- Problem requirements:
The records should be written out in full, with nothing altered.

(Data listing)
[Begin]

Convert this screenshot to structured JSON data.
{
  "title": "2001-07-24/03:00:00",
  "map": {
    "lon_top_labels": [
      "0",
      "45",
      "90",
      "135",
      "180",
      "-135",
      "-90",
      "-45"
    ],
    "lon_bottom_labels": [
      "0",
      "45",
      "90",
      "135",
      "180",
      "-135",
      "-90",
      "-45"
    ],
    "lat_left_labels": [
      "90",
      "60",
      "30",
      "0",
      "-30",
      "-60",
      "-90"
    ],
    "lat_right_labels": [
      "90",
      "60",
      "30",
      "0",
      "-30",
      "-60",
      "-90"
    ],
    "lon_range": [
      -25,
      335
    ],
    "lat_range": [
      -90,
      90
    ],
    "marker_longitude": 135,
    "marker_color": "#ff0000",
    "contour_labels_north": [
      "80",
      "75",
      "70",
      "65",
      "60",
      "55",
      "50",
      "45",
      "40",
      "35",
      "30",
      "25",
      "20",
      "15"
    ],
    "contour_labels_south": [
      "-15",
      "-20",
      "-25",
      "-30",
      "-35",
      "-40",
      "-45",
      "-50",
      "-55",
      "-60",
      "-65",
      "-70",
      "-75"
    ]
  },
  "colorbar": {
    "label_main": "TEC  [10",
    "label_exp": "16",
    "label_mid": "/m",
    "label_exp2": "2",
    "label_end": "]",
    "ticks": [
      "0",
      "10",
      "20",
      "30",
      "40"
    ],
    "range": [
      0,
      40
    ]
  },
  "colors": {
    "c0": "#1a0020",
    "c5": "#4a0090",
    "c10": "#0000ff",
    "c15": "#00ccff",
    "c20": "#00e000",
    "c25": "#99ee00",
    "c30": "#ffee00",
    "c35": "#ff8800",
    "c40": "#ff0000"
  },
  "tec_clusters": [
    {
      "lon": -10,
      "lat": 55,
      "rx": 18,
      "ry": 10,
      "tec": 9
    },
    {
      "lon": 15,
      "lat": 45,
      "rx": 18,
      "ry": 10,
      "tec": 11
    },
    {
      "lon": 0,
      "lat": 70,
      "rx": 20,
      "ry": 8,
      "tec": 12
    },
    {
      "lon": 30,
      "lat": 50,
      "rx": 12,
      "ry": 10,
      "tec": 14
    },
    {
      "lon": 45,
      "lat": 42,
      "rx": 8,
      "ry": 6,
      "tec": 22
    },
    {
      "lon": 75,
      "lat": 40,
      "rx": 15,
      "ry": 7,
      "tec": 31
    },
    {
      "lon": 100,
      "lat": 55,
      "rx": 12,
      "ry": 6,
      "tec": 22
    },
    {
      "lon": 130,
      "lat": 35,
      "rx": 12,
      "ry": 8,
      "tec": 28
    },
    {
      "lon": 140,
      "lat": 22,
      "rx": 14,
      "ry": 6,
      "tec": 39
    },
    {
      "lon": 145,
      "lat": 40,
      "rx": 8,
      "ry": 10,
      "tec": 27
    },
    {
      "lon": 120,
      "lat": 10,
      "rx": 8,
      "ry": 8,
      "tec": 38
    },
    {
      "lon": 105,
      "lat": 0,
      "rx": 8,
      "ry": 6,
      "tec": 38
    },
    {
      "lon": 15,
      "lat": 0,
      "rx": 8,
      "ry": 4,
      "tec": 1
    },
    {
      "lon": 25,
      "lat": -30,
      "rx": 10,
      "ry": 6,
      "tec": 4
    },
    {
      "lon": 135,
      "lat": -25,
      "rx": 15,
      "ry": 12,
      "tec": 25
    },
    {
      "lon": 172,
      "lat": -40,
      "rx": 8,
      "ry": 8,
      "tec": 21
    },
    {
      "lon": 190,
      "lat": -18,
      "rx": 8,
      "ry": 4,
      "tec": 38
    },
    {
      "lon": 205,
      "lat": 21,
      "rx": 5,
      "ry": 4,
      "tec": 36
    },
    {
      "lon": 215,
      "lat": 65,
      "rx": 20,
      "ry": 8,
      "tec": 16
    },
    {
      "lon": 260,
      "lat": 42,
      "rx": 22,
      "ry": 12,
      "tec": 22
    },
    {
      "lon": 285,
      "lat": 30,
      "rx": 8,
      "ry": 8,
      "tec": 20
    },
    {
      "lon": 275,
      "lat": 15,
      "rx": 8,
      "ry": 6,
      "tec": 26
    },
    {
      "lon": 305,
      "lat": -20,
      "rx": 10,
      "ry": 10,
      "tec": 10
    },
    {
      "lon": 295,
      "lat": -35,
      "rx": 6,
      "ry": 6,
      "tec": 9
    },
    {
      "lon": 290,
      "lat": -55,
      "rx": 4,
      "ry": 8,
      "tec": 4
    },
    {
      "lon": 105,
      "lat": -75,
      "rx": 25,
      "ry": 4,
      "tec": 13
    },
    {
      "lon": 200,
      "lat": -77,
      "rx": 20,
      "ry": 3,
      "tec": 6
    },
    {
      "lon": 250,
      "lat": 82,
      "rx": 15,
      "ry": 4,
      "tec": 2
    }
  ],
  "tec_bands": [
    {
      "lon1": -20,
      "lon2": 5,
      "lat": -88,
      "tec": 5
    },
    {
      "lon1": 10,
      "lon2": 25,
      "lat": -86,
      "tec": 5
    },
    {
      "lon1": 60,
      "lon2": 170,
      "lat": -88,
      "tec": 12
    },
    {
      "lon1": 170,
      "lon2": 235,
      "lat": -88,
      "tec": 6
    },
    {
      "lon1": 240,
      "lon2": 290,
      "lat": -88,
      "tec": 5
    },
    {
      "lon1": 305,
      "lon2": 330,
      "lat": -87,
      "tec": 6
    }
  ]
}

[End]

- Response to this exercise:
Convert this screenshot to structured JSON data.
{
  "title": "2001-07-24/03:00:00",
  "map": {
    "lon_top_labels": [
      "0",
      "45",
      "90",
      "135",
      "180",
      "-135",
      "-90",
      "-45"
    ],
    "lon_bottom_labels": [
      "0",
      "45",
      "90",
      "135",
      "180",
      "-135",
      "-90",
      "-45"
    ],
    "lat_left_labels": [
      "90",
      "60",
      "30",
      "0",
      "-30",
      "-60",
      "-90"
    ],
    "lat_right_labels": [
      "90",
      "60",
      "30",
      "0",
      "-30",
      "-60",
      "-90"
    ],
    "lon_range": [
      -25,
      335
    ],
    "lat_range": [
      -90,
      90
    ],
    "marker_longitude": 135,
    "marker_color": "#ff0000",
    "contour_labels_north": [
      "80",
      "75",
      "70",
      "65",
      "60",
      "55",
      "50",
      "45",
      "40",
      "35",
      "30",
      "25",
      "20",
      "15"
    ],
    "contour_labels_south": [
      "-15",
      "-20",
      "-25",
      "-30",
      "-35",
      "-40",
      "-45",
      "-50",
      "-55",
      "-60",
      "-65",
      "-70",
      "-75"
    ]
  },
  "colorbar": {
    "label_main": "TEC  [10",
    "label_exp": "16",
    "label_mid": "/m",
    "label_exp2": "2",
    "label_end": "]",
    "ticks": [
      "0",
      "10",
      "20",
      "30",
      "40"
    ],
    "range": [
      0,
      40
    ]
  },
  "colors": {
    "c0": "#1a0020",
    "c5": "#4a0090",
    "c10": "#0000ff",
    "c15": "#00ccff",
    "c20": "#00e000",
    "c25": "#99ee00",
    "c30": "#ffee00",
    "c35": "#ff8800",
    "c40": "#ff0000"
  },
  "tec_clusters": [
    {
      "lon": -10,
      "lat": 55,
      "rx": 18,
      "ry": 10,
      "tec": 9
    },
    {
      "lon": 15,
      "lat": 45,
      "rx": 18,
      "ry": 10,
      "tec": 11
    },
    {
      "lon": 0,
      "lat": 70,
      "rx": 20,
      "ry": 8,
      "tec": 12
    },
    {
      "lon": 30,
      "lat": 50,
      "rx": 12,
      "ry": 10,
      "tec": 14
    },
    {
      "lon": 45,
      "lat": 42,
      "rx": 8,
      "ry": 6,
      "tec": 22
    },
    {
      "lon": 75,
      "lat": 40,
      "rx": 15,
      "ry": 7,
      "tec": 31
    },
    {
      "lon": 100,
      "lat": 55,
      "rx": 12,
      "ry": 6,
      "tec": 22
    },
    {
      "lon": 130,
      "lat": 35,
      "rx": 12,
      "ry": 8,
      "tec": 28
    },
    {
      "lon": 140,
      "lat": 22,
      "rx": 14,
      "ry": 6,
      "tec": 39
    },
    {
      "lon": 145,
      "lat": 40,
      "rx": 8,
      "ry": 10,
      "tec": 27
    },
    {
      "lon": 120,
      "lat": 10,
      "rx": 8,
      "ry": 8,
      "tec": 38
    },
    {
      "lon": 105,
      "lat": 0,
      "rx": 8,
      "ry": 6,
      "tec": 38
    },
    {
      "lon": 15,
      "lat": 0,
      "rx": 8,
      "ry": 4,
      "tec": 1
    },
    {
      "lon": 25,
      "lat": -30,
      "rx": 10,
      "ry": 6,
      "tec": 4
    },
    {
      "lon": 135,
      "lat": -25,
      "rx": 15,
      "ry": 12,
      "tec": 25
    },
    {
      "lon": 172,
      "lat": -40,
      "rx": 8,
      "ry": 8,
      "tec": 21
    },
    {
      "lon": 190,
      "lat": -18,
      "rx": 8,
      "ry": 4,
      "tec": 38
    },
    {
      "lon": 205,
      "lat": 21,
      "rx": 5,
      "ry": 4,
      "tec": 36
    },
    {
      "lon": 215,
      "lat": 65,
      "rx": 20,
      "ry": 8,
      "tec": 16
    },
    {
      "lon": 260,
      "lat": 42,
      "rx": 22,
      "ry": 12,
      "tec": 22
    },
    {
      "lon": 285,
      "lat": 30,
      "rx": 8,
      "ry": 8,
      "tec": 20
    },
    {
      "lon": 275,
      "lat": 15,
      "rx": 8,
      "ry": 6,
      "tec": 26
    },
    {
      "lon": 305,
      "lat": -20,
      "rx": 10,
      "ry": 10,
      "tec": 10
    },
    {
      "lon": 295,
      "lat": -35,
      "rx": 6,
      "ry": 6,
      "tec": 9
    },
    {
      "lon": 290,
      "lat": -55,
      "rx": 4,
      "ry": 8,
      "tec": 4
    },
    {
      "lon": 105,
      "lat": -75,
      "rx": 25,
      "ry": 4,
      "tec": 13
    },
    {
      "lon": 200,
      "lat": -77,
      "rx": 20,
      "ry": 3,
      "tec": 6
    },
    {
      "lon": 250,
      "lat": 82,
      "rx": 15,
      "ry": 4,
      "tec": 2
    }
  ],
  "tec_bands": [
    {
      "lon1": -20,
      "lon2": 5,
      "lat": -88,
      "tec": 5
    },
    {
      "lon1": 10,
      "lon2": 25,
      "lat": -86,
      "tec": 5
    },
    {
      "lon1": 60,
      "lon2": 170,
      "lat": -88,
      "tec": 12
    },
    {
      "lon1": 170,
      "lon2": 235,
      "lat": -88,
      "tec": 6
    },
    {
      "lon1": 240,
      "lon2": 290,
      "lat": -88,
      "tec": 5
    },
    {
      "lon1": 305,
      "lon2": 330,
      "lat": -87,
      "tec": 6
    }
  ]
}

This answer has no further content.